_Direction_.
Filter the entries below, keeping every line that has the word "indent".

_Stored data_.

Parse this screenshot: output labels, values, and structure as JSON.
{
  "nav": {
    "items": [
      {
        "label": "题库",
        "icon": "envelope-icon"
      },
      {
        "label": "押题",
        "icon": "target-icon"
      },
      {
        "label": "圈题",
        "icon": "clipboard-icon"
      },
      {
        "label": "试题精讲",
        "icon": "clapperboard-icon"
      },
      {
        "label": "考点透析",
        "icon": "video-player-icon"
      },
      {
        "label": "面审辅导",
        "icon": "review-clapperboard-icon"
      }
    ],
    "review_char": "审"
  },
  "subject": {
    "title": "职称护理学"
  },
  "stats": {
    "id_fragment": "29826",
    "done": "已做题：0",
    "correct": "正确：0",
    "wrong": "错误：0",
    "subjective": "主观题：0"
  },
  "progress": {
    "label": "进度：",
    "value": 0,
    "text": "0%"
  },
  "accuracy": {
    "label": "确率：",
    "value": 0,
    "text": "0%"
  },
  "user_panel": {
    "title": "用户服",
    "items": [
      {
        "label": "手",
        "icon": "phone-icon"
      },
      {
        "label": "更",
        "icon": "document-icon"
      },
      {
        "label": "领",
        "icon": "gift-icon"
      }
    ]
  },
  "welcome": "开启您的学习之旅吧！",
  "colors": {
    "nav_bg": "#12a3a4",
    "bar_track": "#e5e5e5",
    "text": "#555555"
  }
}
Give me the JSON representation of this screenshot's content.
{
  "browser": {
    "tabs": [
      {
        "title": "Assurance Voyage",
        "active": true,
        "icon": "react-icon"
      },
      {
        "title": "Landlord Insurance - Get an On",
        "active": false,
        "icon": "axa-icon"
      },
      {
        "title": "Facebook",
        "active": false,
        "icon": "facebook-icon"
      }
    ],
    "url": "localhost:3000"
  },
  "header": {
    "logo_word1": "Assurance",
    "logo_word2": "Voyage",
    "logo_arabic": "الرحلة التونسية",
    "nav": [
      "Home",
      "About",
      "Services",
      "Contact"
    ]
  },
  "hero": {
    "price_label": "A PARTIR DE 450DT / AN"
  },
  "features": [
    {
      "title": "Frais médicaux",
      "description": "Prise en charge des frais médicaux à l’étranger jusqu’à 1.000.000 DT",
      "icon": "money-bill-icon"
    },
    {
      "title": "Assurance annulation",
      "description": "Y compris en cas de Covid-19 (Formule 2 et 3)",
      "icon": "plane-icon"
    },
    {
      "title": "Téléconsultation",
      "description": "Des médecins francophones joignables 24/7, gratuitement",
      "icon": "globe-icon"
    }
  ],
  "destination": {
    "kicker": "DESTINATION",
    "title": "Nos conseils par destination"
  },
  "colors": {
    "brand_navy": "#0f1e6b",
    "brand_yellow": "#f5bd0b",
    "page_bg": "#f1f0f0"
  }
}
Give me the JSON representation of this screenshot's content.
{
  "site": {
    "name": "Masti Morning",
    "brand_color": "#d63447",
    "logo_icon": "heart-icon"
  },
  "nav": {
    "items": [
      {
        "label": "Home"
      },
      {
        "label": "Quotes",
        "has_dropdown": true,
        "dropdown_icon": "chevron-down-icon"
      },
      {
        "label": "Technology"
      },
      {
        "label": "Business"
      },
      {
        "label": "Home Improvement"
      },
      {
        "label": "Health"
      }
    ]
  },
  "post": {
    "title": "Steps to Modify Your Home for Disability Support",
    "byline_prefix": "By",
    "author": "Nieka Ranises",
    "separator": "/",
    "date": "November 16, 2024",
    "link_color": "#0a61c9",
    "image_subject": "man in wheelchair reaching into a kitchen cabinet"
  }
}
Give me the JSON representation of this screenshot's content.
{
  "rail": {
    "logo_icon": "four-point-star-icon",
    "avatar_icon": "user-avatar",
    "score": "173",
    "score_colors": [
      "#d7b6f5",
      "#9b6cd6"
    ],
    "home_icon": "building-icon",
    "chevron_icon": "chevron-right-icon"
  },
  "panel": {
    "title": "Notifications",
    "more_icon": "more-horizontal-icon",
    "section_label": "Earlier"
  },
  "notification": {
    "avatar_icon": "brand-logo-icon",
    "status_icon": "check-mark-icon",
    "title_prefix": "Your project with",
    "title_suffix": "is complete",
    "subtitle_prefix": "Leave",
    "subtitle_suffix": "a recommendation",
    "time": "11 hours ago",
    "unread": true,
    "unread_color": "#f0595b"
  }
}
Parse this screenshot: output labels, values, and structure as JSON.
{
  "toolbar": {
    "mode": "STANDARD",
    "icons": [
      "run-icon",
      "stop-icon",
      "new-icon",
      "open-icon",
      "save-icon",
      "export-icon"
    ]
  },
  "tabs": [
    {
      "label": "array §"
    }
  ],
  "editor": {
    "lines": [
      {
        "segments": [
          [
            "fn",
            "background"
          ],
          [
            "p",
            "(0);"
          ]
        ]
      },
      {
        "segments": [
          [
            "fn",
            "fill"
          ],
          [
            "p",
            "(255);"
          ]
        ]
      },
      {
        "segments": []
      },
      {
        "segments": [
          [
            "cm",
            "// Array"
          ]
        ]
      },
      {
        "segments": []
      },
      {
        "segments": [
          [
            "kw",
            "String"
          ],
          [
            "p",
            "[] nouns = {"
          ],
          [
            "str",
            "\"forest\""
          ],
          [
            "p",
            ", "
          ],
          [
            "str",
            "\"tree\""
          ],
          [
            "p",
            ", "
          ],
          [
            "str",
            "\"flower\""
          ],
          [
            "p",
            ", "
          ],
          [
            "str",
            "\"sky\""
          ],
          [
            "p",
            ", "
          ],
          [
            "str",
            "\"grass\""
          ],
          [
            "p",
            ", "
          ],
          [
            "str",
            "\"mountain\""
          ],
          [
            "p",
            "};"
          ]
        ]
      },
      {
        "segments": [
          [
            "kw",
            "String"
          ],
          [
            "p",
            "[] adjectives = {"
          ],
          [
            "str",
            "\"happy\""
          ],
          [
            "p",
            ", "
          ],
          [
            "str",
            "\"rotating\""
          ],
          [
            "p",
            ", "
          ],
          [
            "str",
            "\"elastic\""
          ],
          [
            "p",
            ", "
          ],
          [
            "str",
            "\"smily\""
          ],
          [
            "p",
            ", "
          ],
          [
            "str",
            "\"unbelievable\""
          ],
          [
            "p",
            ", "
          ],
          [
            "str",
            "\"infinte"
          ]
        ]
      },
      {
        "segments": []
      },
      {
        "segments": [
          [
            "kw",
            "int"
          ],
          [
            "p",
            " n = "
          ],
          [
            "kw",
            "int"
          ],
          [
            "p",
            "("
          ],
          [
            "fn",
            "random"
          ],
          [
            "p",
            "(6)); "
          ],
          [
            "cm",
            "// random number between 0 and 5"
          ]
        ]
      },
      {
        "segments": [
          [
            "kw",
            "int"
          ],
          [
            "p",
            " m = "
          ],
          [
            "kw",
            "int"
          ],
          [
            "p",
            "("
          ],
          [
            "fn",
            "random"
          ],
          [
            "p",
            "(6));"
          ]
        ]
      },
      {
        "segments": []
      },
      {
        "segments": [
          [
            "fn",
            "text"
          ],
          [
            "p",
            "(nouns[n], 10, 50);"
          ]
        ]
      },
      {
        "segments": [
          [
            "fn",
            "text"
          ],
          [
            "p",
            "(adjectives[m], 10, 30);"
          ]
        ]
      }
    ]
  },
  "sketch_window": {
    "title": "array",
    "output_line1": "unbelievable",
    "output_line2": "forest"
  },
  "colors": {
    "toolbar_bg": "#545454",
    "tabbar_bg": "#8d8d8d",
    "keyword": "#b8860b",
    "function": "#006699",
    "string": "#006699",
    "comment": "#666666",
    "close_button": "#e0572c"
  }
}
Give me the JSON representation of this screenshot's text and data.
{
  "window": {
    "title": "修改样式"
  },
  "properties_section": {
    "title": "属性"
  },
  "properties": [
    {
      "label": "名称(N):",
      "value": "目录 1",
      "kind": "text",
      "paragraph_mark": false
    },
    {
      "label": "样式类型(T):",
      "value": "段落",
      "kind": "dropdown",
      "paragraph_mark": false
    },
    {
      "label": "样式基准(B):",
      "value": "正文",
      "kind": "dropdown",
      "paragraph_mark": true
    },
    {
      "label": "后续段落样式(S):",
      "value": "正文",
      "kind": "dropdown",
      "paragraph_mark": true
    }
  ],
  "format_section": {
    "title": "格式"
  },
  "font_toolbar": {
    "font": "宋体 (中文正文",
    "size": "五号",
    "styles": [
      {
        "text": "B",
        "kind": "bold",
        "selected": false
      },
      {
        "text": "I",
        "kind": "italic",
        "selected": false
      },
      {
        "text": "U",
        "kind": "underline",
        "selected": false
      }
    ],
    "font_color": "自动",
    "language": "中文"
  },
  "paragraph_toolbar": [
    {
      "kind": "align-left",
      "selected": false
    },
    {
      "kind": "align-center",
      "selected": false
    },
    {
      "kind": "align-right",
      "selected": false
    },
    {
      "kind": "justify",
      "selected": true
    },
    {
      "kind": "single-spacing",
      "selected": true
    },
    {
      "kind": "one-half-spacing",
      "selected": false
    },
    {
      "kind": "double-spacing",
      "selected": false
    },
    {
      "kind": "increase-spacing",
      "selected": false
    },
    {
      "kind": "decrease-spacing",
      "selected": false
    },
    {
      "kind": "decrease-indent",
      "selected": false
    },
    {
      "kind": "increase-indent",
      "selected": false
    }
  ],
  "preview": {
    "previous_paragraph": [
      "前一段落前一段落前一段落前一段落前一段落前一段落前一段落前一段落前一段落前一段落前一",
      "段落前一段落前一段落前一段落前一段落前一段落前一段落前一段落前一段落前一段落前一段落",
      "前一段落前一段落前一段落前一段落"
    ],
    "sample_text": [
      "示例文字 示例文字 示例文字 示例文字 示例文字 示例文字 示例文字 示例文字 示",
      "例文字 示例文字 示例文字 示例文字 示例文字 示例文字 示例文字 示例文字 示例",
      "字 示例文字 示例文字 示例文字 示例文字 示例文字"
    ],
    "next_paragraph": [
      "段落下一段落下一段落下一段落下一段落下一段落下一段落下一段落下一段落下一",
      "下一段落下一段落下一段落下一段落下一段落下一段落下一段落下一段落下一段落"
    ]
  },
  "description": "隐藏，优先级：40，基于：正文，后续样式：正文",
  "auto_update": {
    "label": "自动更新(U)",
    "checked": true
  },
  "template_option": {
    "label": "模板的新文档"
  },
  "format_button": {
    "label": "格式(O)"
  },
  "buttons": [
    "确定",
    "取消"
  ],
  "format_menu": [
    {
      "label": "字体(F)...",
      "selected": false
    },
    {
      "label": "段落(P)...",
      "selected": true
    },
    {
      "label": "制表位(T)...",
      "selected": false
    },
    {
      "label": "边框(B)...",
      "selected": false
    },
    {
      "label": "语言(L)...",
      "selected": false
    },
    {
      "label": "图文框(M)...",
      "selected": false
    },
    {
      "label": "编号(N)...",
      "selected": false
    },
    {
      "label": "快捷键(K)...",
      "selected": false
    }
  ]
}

_Exercise solution_.
      "kind": "decrease-indent",
      "kind": "increase-indent",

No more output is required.